> [What is expected]: Pick out all lines with the word "Ollama" from the records that follow.

> [Given information]:
□ □ □

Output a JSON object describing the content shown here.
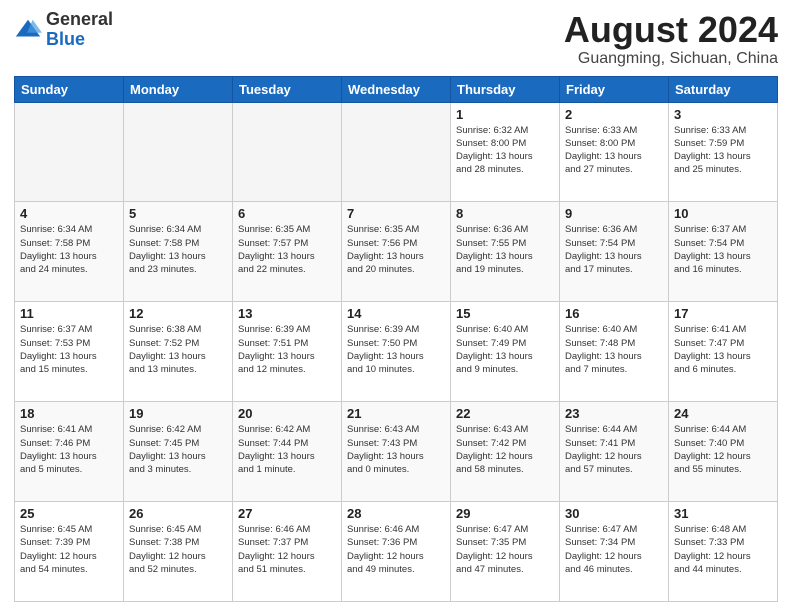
{
  "logo": {
    "general": "General",
    "blue": "Blue"
  },
  "header": {
    "month": "August 2024",
    "location": "Guangming, Sichuan, China"
  },
  "weekdays": [
    "Sunday",
    "Monday",
    "Tuesday",
    "Wednesday",
    "Thursday",
    "Friday",
    "Saturday"
  ],
  "weeks": [
    [
      {
        "day": "",
        "info": ""
      },
      {
        "day": "",
        "info": ""
      },
      {
        "day": "",
        "info": ""
      },
      {
        "day": "",
        "info": ""
      },
      {
        "day": "1",
        "info": "Sunrise: 6:32 AM\nSunset: 8:00 PM\nDaylight: 13 hours\nand 28 minutes."
      },
      {
        "day": "2",
        "info": "Sunrise: 6:33 AM\nSunset: 8:00 PM\nDaylight: 13 hours\nand 27 minutes."
      },
      {
        "day": "3",
        "info": "Sunrise: 6:33 AM\nSunset: 7:59 PM\nDaylight: 13 hours\nand 25 minutes."
      }
    ],
    [
      {
        "day": "4",
        "info": "Sunrise: 6:34 AM\nSunset: 7:58 PM\nDaylight: 13 hours\nand 24 minutes."
      },
      {
        "day": "5",
        "info": "Sunrise: 6:34 AM\nSunset: 7:58 PM\nDaylight: 13 hours\nand 23 minutes."
      },
      {
        "day": "6",
        "info": "Sunrise: 6:35 AM\nSunset: 7:57 PM\nDaylight: 13 hours\nand 22 minutes."
      },
      {
        "day": "7",
        "info": "Sunrise: 6:35 AM\nSunset: 7:56 PM\nDaylight: 13 hours\nand 20 minutes."
      },
      {
        "day": "8",
        "info": "Sunrise: 6:36 AM\nSunset: 7:55 PM\nDaylight: 13 hours\nand 19 minutes."
      },
      {
        "day": "9",
        "info": "Sunrise: 6:36 AM\nSunset: 7:54 PM\nDaylight: 13 hours\nand 17 minutes."
      },
      {
        "day": "10",
        "info": "Sunrise: 6:37 AM\nSunset: 7:54 PM\nDaylight: 13 hours\nand 16 minutes."
      }
    ],
    [
      {
        "day": "11",
        "info": "Sunrise: 6:37 AM\nSunset: 7:53 PM\nDaylight: 13 hours\nand 15 minutes."
      },
      {
        "day": "12",
        "info": "Sunrise: 6:38 AM\nSunset: 7:52 PM\nDaylight: 13 hours\nand 13 minutes."
      },
      {
        "day": "13",
        "info": "Sunrise: 6:39 AM\nSunset: 7:51 PM\nDaylight: 13 hours\nand 12 minutes."
      },
      {
        "day": "14",
        "info": "Sunrise: 6:39 AM\nSunset: 7:50 PM\nDaylight: 13 hours\nand 10 minutes."
      },
      {
        "day": "15",
        "info": "Sunrise: 6:40 AM\nSunset: 7:49 PM\nDaylight: 13 hours\nand 9 minutes."
      },
      {
        "day": "16",
        "info": "Sunrise: 6:40 AM\nSunset: 7:48 PM\nDaylight: 13 hours\nand 7 minutes."
      },
      {
        "day": "17",
        "info": "Sunrise: 6:41 AM\nSunset: 7:47 PM\nDaylight: 13 hours\nand 6 minutes."
      }
    ],
    [
      {
        "day": "18",
        "info": "Sunrise: 6:41 AM\nSunset: 7:46 PM\nDaylight: 13 hours\nand 5 minutes."
      },
      {
        "day": "19",
        "info": "Sunrise: 6:42 AM\nSunset: 7:45 PM\nDaylight: 13 hours\nand 3 minutes."
      },
      {
        "day": "20",
        "info": "Sunrise: 6:42 AM\nSunset: 7:44 PM\nDaylight: 13 hours\nand 1 minute."
      },
      {
        "day": "21",
        "info": "Sunrise: 6:43 AM\nSunset: 7:43 PM\nDaylight: 13 hours\nand 0 minutes."
      },
      {
        "day": "22",
        "info": "Sunrise: 6:43 AM\nSunset: 7:42 PM\nDaylight: 12 hours\nand 58 minutes."
      },
      {
        "day": "23",
        "info": "Sunrise: 6:44 AM\nSunset: 7:41 PM\nDaylight: 12 hours\nand 57 minutes."
      },
      {
        "day": "24",
        "info": "Sunrise: 6:44 AM\nSunset: 7:40 PM\nDaylight: 12 hours\nand 55 minutes."
      }
    ],
    [
      {
        "day": "25",
        "info": "Sunrise: 6:45 AM\nSunset: 7:39 PM\nDaylight: 12 hours\nand 54 minutes."
      },
      {
        "day": "26",
        "info": "Sunrise: 6:45 AM\nSunset: 7:38 PM\nDaylight: 12 hours\nand 52 minutes."
      },
      {
        "day": "27",
        "info": "Sunrise: 6:46 AM\nSunset: 7:37 PM\nDaylight: 12 hours\nand 51 minutes."
      },
      {
        "day": "28",
        "info": "Sunrise: 6:46 AM\nSunset: 7:36 PM\nDaylight: 12 hours\nand 49 minutes."
      },
      {
        "day": "29",
        "info": "Sunrise: 6:47 AM\nSunset: 7:35 PM\nDaylight: 12 hours\nand 47 minutes."
      },
      {
        "day": "30",
        "info": "Sunrise: 6:47 AM\nSunset: 7:34 PM\nDaylight: 12 hours\nand 46 minutes."
      },
      {
        "day": "31",
        "info": "Sunrise: 6:48 AM\nSunset: 7:33 PM\nDaylight: 12 hours\nand 44 minutes."
      }
    ]
  ]
}
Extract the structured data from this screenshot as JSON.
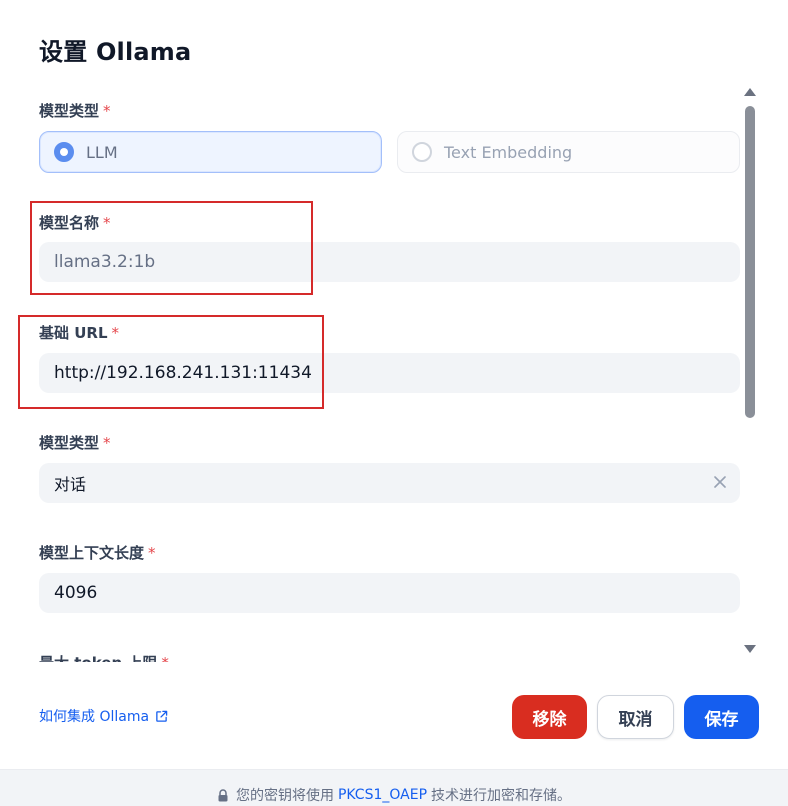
{
  "dialog": {
    "title": "设置 Ollama"
  },
  "form": {
    "model_type": {
      "label": "模型类型",
      "required_mark": "*",
      "options": [
        {
          "label": "LLM",
          "selected": true
        },
        {
          "label": "Text Embedding",
          "selected": false
        }
      ]
    },
    "model_name": {
      "label": "模型名称",
      "required_mark": "*",
      "value": "llama3.2:1b"
    },
    "base_url": {
      "label": "基础 URL",
      "required_mark": "*",
      "value": "http://192.168.241.131:11434"
    },
    "completion_mode": {
      "label": "模型类型",
      "required_mark": "*",
      "value": "对话",
      "clear_icon": "close-icon"
    },
    "context_length": {
      "label": "模型上下文长度",
      "required_mark": "*",
      "value": "4096"
    },
    "max_tokens": {
      "label": "最大 token 上限",
      "required_mark": "*"
    }
  },
  "actions": {
    "help_link": "如何集成 Ollama",
    "remove_label": "移除",
    "cancel_label": "取消",
    "save_label": "保存"
  },
  "footer": {
    "text_before": "您的密钥将使用",
    "accent_text": "PKCS1_OAEP",
    "text_after": "技术进行加密和存储。"
  },
  "colors": {
    "primary": "#155eef",
    "danger": "#d92d20",
    "highlight_box": "#d52a2a",
    "required": "#e5484d"
  }
}
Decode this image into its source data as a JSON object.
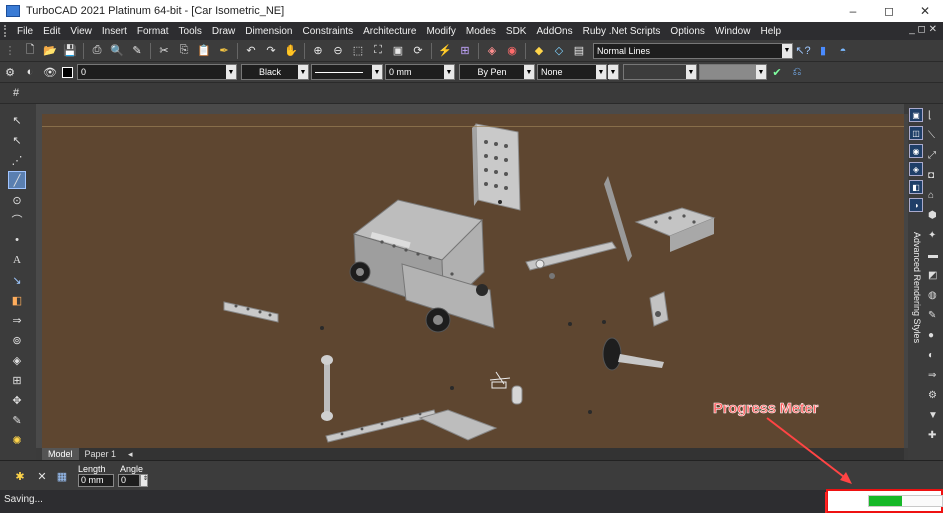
{
  "window": {
    "title": "TurboCAD 2021 Platinum 64-bit - [Car Isometric_NE]",
    "minimize": "–",
    "restore": "◻",
    "close": "✕",
    "mdi_buttons": "_ ◻ ✕"
  },
  "menu": [
    "File",
    "Edit",
    "View",
    "Insert",
    "Format",
    "Tools",
    "Draw",
    "Dimension",
    "Constraints",
    "Architecture",
    "Modify",
    "Modes",
    "SDK",
    "AddOns",
    "Ruby .Net Scripts",
    "Options",
    "Window",
    "Help"
  ],
  "toolbar_standard": {
    "icons": [
      "new-file-icon",
      "open-folder-icon",
      "save-icon",
      "print-icon",
      "print-preview-icon",
      "clear-icon",
      "cut-icon",
      "copy-icon",
      "paste-icon",
      "format-painter-icon",
      "undo-icon",
      "redo-icon",
      "pan-icon",
      "zoom-in-icon",
      "zoom-out-icon",
      "zoom-window-icon",
      "zoom-extents-icon",
      "zoom-page-icon",
      "redraw-icon",
      "snap-icon",
      "grid-icon",
      "layer-icon",
      "render-icon",
      "material-icon",
      "wireframe-icon",
      "print-style-icon"
    ],
    "render_mode": "Normal Lines"
  },
  "toolbar_property": {
    "layer_value": "0",
    "color_value": "Black",
    "line_width_value": "0 mm",
    "pen_value": "By Pen",
    "fill_value": "None"
  },
  "canvas": {
    "background": "#5e4630",
    "tabs": [
      "Model",
      "Paper 1"
    ]
  },
  "adv_panel_label": "Advanced Rendering Styles",
  "inspector": {
    "length_label": "Length",
    "angle_label": "Angle",
    "length_value": "0 mm",
    "angle_value": "0"
  },
  "status": {
    "text": "Saving...",
    "progress": 0.45
  },
  "annotation": {
    "label": "Progress Meter",
    "color": "#ff4d4d"
  }
}
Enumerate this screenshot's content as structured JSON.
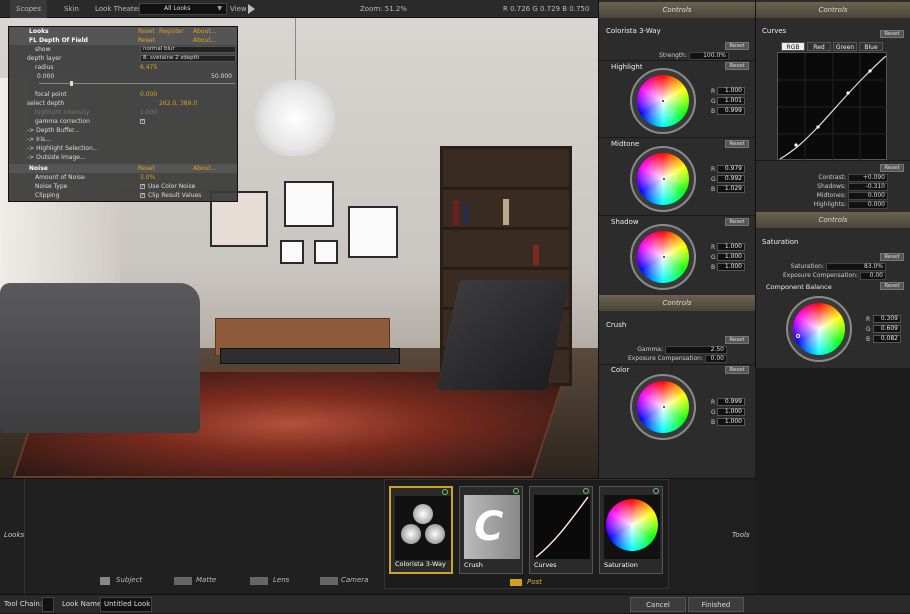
{
  "topbar": {
    "tabs": [
      "Scopes",
      "Skin"
    ],
    "look_theater_label": "Look Theater",
    "look_select_value": "All Looks",
    "view_label": "View",
    "zoom": "Zoom:  51.2%",
    "readout": "R 0.726   G 0.729   B 0.750"
  },
  "fx_panel": {
    "looks_header": "Looks",
    "looks_reset": "Reset",
    "looks_register": "Register",
    "looks_about": "About...",
    "dof_header": "FL Depth Of Field",
    "dof_reset": "Reset",
    "dof_about": "About...",
    "show_label": "show",
    "show_value": "normal blur",
    "depth_layer_label": "depth layer",
    "depth_layer_value": "8. svetaine 2 zdepth",
    "radius_label": "radius",
    "radius_value": "6.475",
    "radius_min": "0.000",
    "radius_max": "50.000",
    "focal_point_label": "focal point",
    "focal_point_value": "0.000",
    "select_depth_label": "select depth",
    "select_depth_value": "262.0, 389.0",
    "highlight_intensity_label": "highlight intensity",
    "highlight_intensity_value": "1.000",
    "gamma_correction_label": "gamma correction",
    "depth_buffer": "-> Depth Buffer...",
    "iris": "-> Iris...",
    "highlight_selection": "-> Highlight Selection...",
    "outside_image": "-> Outside Image...",
    "noise_header": "Noise",
    "noise_reset": "Reset",
    "noise_about": "About...",
    "amount_label": "Amount of Noise",
    "amount_value": "3.0%",
    "noise_type_label": "Noise Type",
    "noise_type_value": "Use Color Noise",
    "clipping_label": "Clipping",
    "clipping_value": "Clip Result Values"
  },
  "controls": {
    "header": "Controls",
    "colorista_title": "Colorista 3-Way",
    "reset": "Reset",
    "strength_label": "Strength:",
    "strength_value": "100.0%",
    "highlight": {
      "title": "Highlight",
      "r": "1.000",
      "g": "1.001",
      "b": "0.999"
    },
    "midtone": {
      "title": "Midtone",
      "r": "0.979",
      "g": "0.992",
      "b": "1.029"
    },
    "shadow": {
      "title": "Shadow",
      "r": "1.000",
      "g": "1.000",
      "b": "1.000"
    },
    "header2": "Controls",
    "crush_title": "Crush",
    "gamma_label": "Gamma:",
    "gamma_value": "2.50",
    "exposure_label": "Exposure Compensation:",
    "exposure_value": "0.00",
    "color": {
      "title": "Color",
      "r": "0.999",
      "g": "1.000",
      "b": "1.000"
    }
  },
  "right_panel": {
    "header": "Controls",
    "curves_title": "Curves",
    "reset": "Reset",
    "tabs": [
      "RGB",
      "Red",
      "Green",
      "Blue"
    ],
    "contrast_label": "Contrast:",
    "contrast_value": "+0.090",
    "shadows_label": "Shadows:",
    "shadows_value": "-0.310",
    "midtones_label": "Midtones:",
    "midtones_value": "0.000",
    "highlights_label": "Highlights:",
    "highlights_value": "0.000",
    "header2": "Controls",
    "saturation_title": "Saturation",
    "saturation_label": "Saturation:",
    "saturation_value": "83.0%",
    "exposure_label": "Exposure Compensation:",
    "exposure_value": "0.00",
    "component_balance": "Component Balance",
    "cb": {
      "r": "0.309",
      "g": "0.609",
      "b": "0.082"
    }
  },
  "bottom": {
    "looks_label": "Looks",
    "tools_label": "Tools",
    "categories": [
      "Subject",
      "Matte",
      "Lens",
      "Camera",
      "Post"
    ],
    "tools": [
      "Colorista 3-Way",
      "Crush",
      "Curves",
      "Saturation"
    ]
  },
  "statusbar": {
    "tool_chain": "Tool Chain:",
    "look_name_label": "Look Name:",
    "look_name_value": "Untitled Look",
    "cancel": "Cancel",
    "finished": "Finished"
  }
}
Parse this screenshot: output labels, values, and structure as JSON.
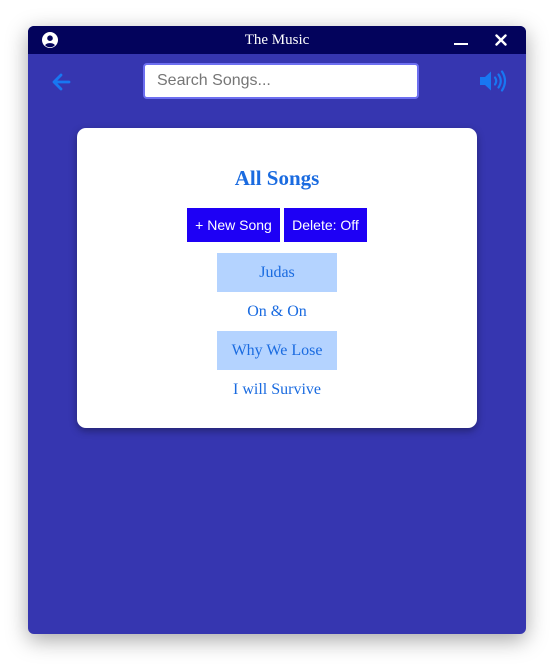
{
  "window": {
    "title": "The Music"
  },
  "search": {
    "placeholder": "Search Songs..."
  },
  "card": {
    "title": "All Songs",
    "new_song_label": "+ New Song",
    "delete_label": "Delete: Off"
  },
  "songs": [
    {
      "title": "Judas",
      "highlighted": true
    },
    {
      "title": "On & On",
      "highlighted": false
    },
    {
      "title": "Why We Lose",
      "highlighted": true
    },
    {
      "title": "I will Survive",
      "highlighted": false
    }
  ],
  "icons": {
    "user": "user-circle-icon",
    "minimize": "minimize-icon",
    "close": "close-icon",
    "back": "arrow-left-icon",
    "volume": "volume-icon"
  },
  "colors": {
    "background": "#3636b0",
    "titlebar": "#03035c",
    "accent": "#1a6be0",
    "button": "#1e00f5",
    "highlight": "#b4d3ff",
    "icon_blue": "#1877f2"
  }
}
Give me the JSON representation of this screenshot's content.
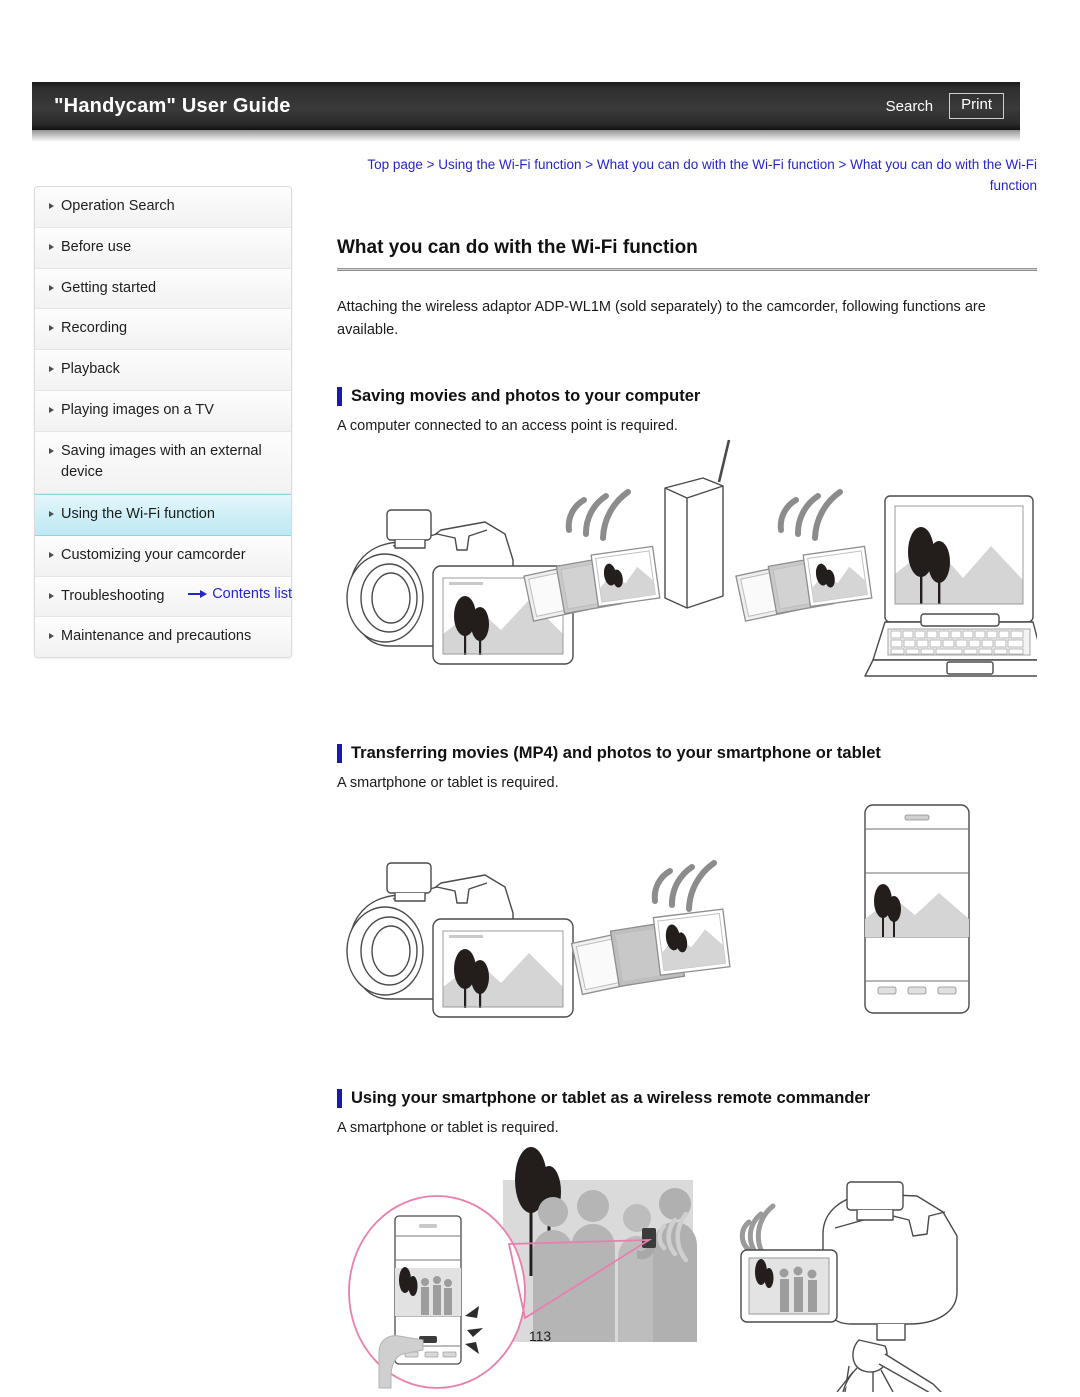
{
  "header": {
    "title": "\"Handycam\" User Guide",
    "search_label": "Search",
    "print_label": "Print"
  },
  "sidebar": {
    "items": [
      {
        "label": "Operation Search",
        "active": false
      },
      {
        "label": "Before use",
        "active": false
      },
      {
        "label": "Getting started",
        "active": false
      },
      {
        "label": "Recording",
        "active": false
      },
      {
        "label": "Playback",
        "active": false
      },
      {
        "label": "Playing images on a TV",
        "active": false
      },
      {
        "label": "Saving images with an external device",
        "active": false
      },
      {
        "label": "Using the Wi-Fi function",
        "active": true
      },
      {
        "label": "Customizing your camcorder",
        "active": false
      },
      {
        "label": "Troubleshooting",
        "active": false
      },
      {
        "label": "Maintenance and precautions",
        "active": false
      }
    ],
    "contents_link": "Contents list"
  },
  "main": {
    "breadcrumb": "Top page > Using the Wi-Fi function > What you can do with the Wi-Fi function > What you can do with the Wi-Fi function",
    "page_title": "What you can do with the Wi-Fi function",
    "intro": "Attaching the wireless adaptor ADP-WL1M (sold separately) to the camcorder, following functions are available.",
    "sections": [
      {
        "title": "Saving movies and photos to your computer",
        "note": "A computer connected to an access point is required."
      },
      {
        "title": "Transferring movies (MP4) and photos to your smartphone or tablet",
        "note": "A smartphone or tablet is required."
      },
      {
        "title": "Using your smartphone or tablet as a wireless remote commander",
        "note": "A smartphone or tablet is required."
      }
    ]
  },
  "footer": {
    "page_number": "113"
  },
  "colors": {
    "link": "#2626c8",
    "accent_bar": "#1a1aa8",
    "active_nav": "#cdeef6",
    "header_bg": "#2e2e2e"
  }
}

□ □ □

> [Exercise solution]:
    "title": "设置 Ollama"
    "help_link": "如何集成 Ollama",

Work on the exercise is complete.